• **Dataset entries**:
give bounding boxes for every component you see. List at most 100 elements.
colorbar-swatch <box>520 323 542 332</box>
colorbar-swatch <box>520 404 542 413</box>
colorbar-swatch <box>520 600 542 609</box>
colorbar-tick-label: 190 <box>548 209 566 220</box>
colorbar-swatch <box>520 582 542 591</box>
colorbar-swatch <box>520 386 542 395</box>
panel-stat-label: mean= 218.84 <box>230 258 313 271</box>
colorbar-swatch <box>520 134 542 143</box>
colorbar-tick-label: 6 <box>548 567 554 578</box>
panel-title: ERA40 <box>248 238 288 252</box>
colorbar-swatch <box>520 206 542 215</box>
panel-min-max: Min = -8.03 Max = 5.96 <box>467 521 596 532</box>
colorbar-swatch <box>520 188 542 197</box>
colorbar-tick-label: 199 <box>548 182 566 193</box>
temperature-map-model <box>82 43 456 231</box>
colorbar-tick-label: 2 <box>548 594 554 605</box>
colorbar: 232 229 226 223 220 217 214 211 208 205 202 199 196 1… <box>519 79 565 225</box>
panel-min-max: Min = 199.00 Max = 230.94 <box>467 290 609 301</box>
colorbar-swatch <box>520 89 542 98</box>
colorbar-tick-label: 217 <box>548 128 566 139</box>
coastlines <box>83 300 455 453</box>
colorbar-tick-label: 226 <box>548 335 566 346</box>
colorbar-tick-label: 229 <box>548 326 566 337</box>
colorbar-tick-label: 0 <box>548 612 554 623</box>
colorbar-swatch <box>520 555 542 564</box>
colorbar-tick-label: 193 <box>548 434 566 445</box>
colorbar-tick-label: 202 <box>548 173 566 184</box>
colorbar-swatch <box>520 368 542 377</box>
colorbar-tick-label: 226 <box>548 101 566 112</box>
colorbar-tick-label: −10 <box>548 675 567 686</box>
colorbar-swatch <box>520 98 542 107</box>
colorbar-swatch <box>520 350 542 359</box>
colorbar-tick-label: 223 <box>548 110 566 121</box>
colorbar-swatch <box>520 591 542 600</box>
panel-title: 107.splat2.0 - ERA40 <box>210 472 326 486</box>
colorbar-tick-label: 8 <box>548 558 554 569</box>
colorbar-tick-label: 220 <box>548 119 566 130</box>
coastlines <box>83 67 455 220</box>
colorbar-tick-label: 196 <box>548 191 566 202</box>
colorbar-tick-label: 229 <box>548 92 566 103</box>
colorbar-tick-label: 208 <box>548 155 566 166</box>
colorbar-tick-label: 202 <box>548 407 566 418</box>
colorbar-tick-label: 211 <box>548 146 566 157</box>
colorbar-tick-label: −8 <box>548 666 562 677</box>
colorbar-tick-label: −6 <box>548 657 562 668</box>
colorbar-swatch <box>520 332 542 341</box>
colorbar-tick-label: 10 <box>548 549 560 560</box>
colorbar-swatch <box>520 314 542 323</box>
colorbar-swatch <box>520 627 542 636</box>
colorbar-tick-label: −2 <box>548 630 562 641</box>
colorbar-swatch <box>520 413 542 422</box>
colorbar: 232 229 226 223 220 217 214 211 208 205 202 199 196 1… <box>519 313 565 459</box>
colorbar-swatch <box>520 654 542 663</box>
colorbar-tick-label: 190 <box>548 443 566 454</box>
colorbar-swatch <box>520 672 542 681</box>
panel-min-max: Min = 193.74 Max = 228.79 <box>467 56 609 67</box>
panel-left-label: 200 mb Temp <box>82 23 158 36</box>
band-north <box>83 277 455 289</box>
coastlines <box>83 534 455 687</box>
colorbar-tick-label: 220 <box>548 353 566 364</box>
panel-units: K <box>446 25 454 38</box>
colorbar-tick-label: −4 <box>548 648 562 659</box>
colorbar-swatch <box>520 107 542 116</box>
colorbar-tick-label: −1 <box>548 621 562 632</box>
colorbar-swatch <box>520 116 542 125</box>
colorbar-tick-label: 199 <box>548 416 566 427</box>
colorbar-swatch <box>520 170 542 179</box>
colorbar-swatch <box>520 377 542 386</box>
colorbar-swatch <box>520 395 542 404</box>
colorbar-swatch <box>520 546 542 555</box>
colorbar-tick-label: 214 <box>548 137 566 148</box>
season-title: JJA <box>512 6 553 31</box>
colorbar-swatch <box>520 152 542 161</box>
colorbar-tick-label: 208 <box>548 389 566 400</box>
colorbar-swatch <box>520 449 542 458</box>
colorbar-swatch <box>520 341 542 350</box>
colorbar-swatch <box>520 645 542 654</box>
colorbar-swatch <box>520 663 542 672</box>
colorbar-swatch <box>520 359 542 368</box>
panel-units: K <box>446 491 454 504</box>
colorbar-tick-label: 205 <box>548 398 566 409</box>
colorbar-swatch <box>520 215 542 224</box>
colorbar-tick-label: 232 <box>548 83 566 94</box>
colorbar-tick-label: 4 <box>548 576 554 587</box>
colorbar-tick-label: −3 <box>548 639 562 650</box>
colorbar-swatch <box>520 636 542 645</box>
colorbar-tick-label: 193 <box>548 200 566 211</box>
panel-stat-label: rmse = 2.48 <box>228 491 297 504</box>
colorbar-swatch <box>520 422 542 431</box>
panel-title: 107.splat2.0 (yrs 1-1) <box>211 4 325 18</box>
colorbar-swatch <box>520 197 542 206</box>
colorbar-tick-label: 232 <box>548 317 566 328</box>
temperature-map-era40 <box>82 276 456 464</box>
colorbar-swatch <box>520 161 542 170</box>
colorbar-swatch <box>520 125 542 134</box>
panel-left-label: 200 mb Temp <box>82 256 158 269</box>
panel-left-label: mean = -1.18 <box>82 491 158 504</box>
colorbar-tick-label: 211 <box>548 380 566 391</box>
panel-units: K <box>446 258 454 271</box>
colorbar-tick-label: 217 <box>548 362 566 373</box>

• **Your objective**: State how many lines in the entries above contain the string "units". Give only the number.

• **Answer for the task**: 3